(Data records)
# # # #
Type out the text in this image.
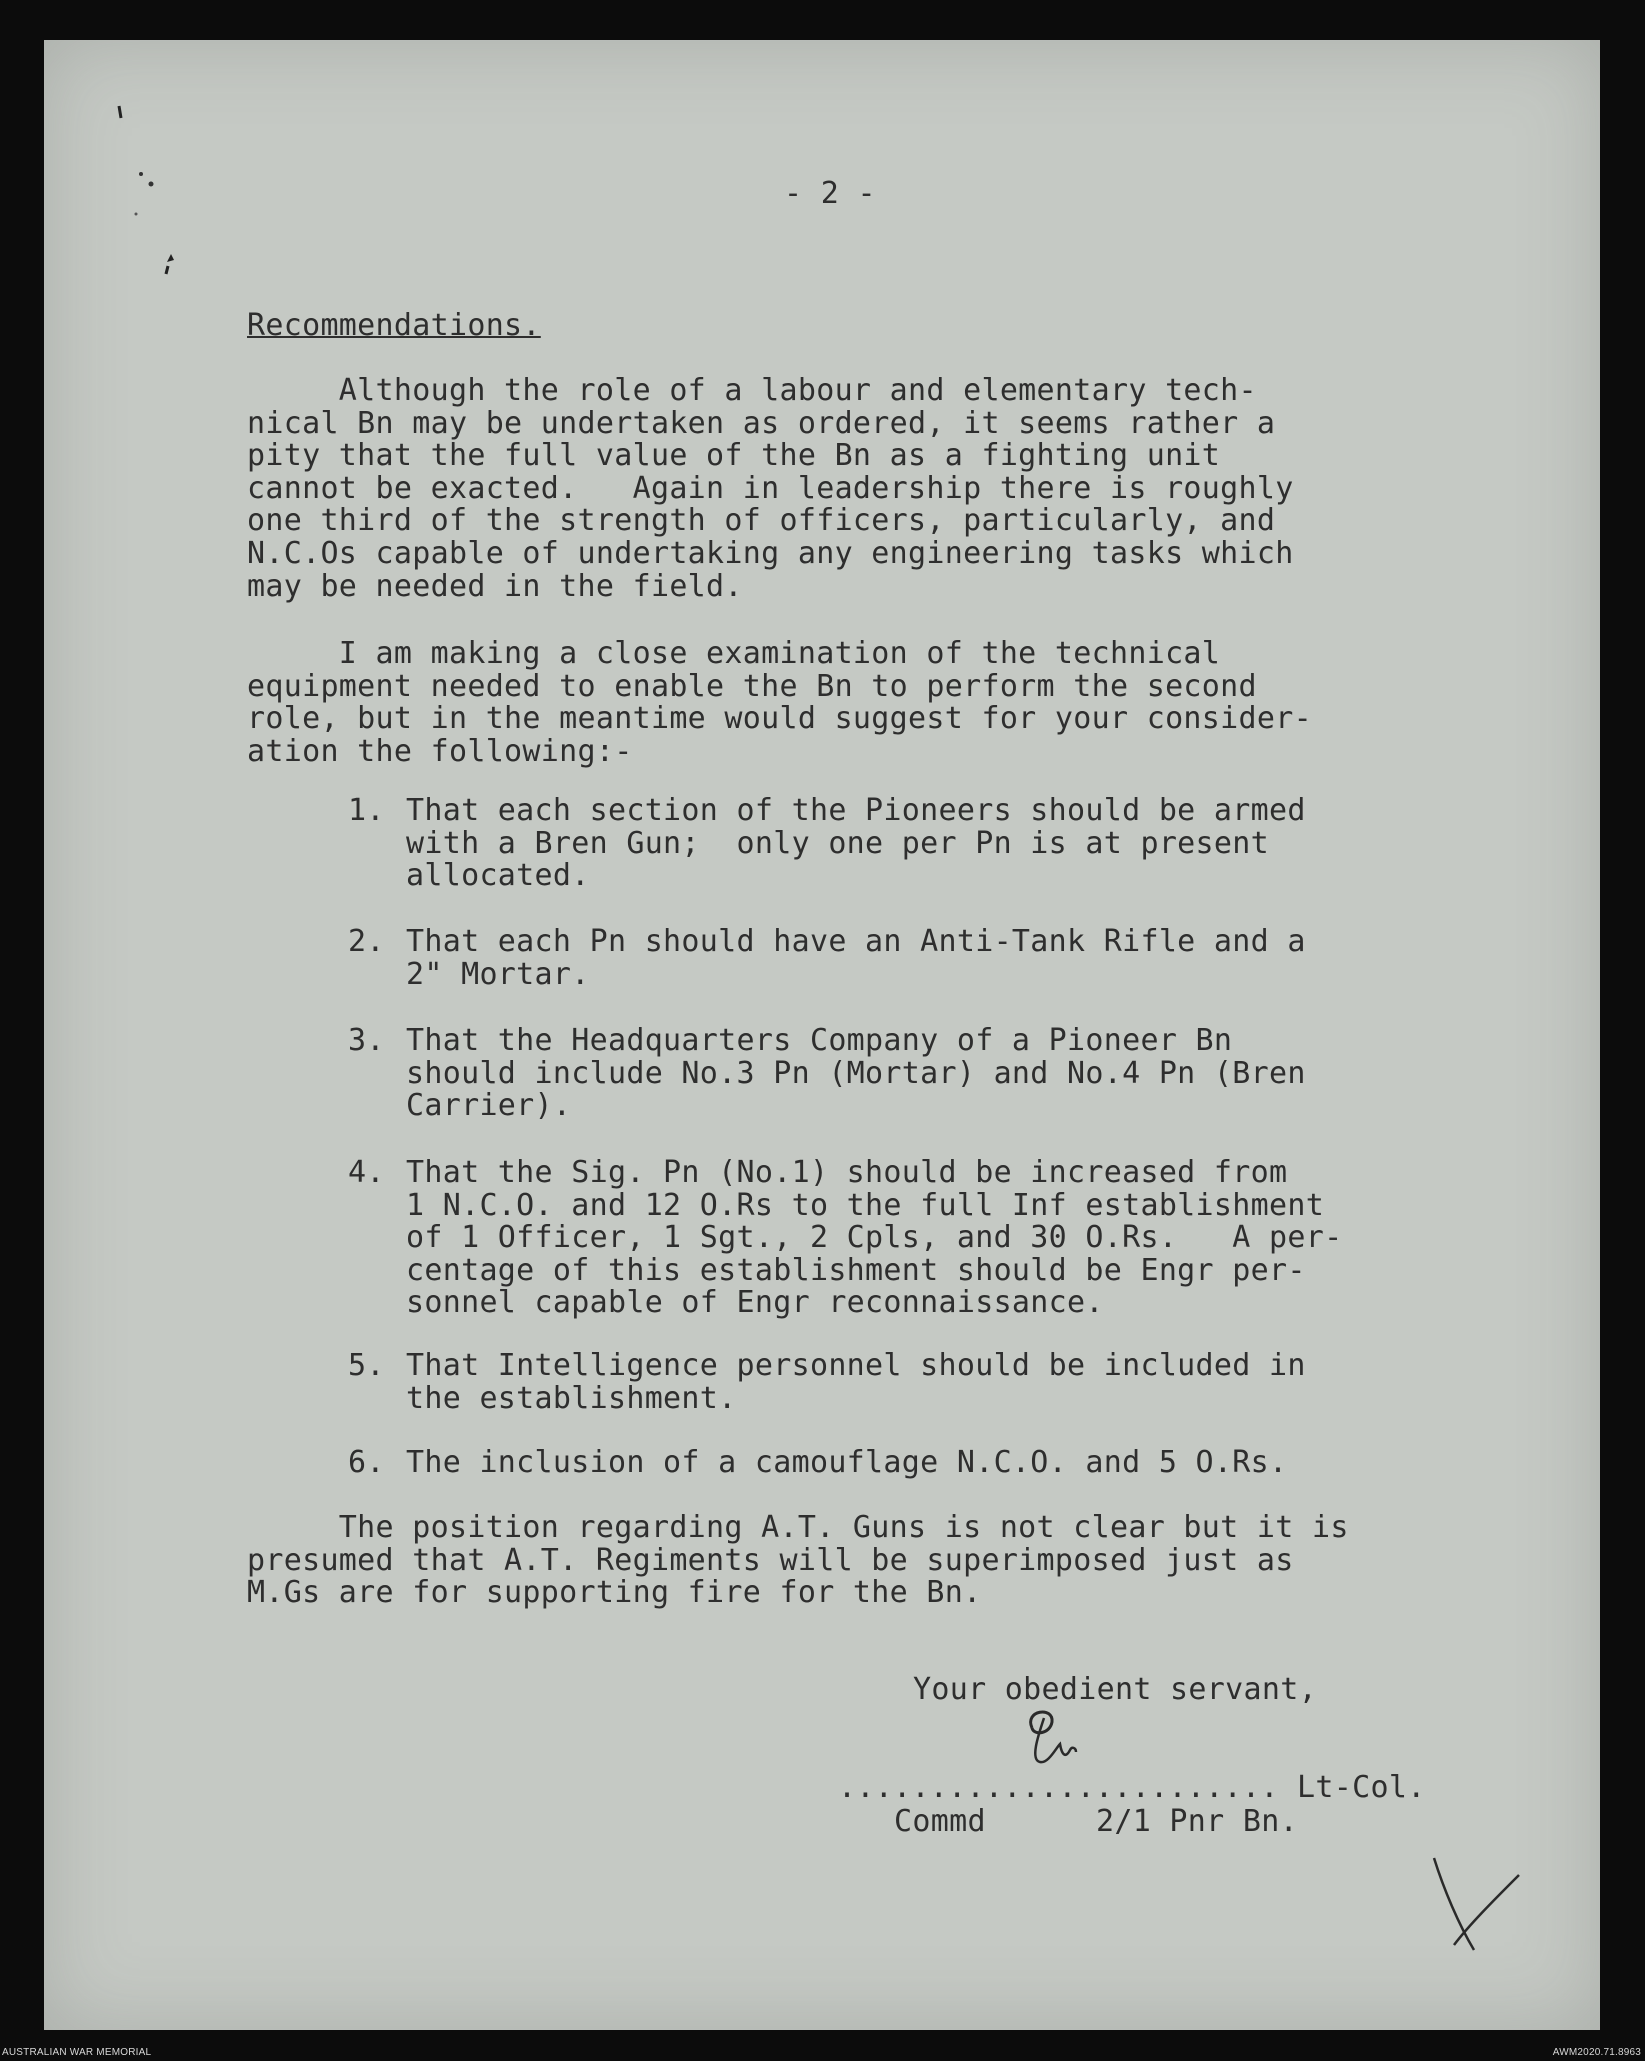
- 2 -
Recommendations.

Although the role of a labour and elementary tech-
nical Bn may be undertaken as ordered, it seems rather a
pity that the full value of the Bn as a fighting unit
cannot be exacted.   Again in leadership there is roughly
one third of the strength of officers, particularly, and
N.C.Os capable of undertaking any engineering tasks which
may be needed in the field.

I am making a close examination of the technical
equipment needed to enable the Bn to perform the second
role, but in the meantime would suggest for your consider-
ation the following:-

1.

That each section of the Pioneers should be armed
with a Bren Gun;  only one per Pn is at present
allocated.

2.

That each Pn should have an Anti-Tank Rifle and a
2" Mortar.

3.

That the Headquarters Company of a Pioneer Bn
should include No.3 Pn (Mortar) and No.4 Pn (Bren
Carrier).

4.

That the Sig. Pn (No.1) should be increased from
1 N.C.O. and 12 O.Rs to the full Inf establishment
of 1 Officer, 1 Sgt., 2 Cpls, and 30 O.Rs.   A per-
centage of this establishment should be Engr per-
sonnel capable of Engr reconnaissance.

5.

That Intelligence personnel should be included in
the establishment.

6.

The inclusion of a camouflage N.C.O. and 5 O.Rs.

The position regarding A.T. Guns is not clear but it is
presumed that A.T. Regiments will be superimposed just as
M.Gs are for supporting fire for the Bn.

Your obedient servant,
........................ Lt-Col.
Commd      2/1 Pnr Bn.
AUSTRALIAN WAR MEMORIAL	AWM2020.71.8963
# # # #
→ SET EXERCISE:
From the entries above, collect every line with the string "should" in it.

→ RESPONSE:
That each section of the Pioneers should be armed
That each Pn should have an Anti-Tank Rifle and a
should include No.3 Pn (Mortar) and No.4 Pn (Bren
That the Sig. Pn (No.1) should be increased from
centage of this establishment should be Engr per-
That Intelligence personnel should be included in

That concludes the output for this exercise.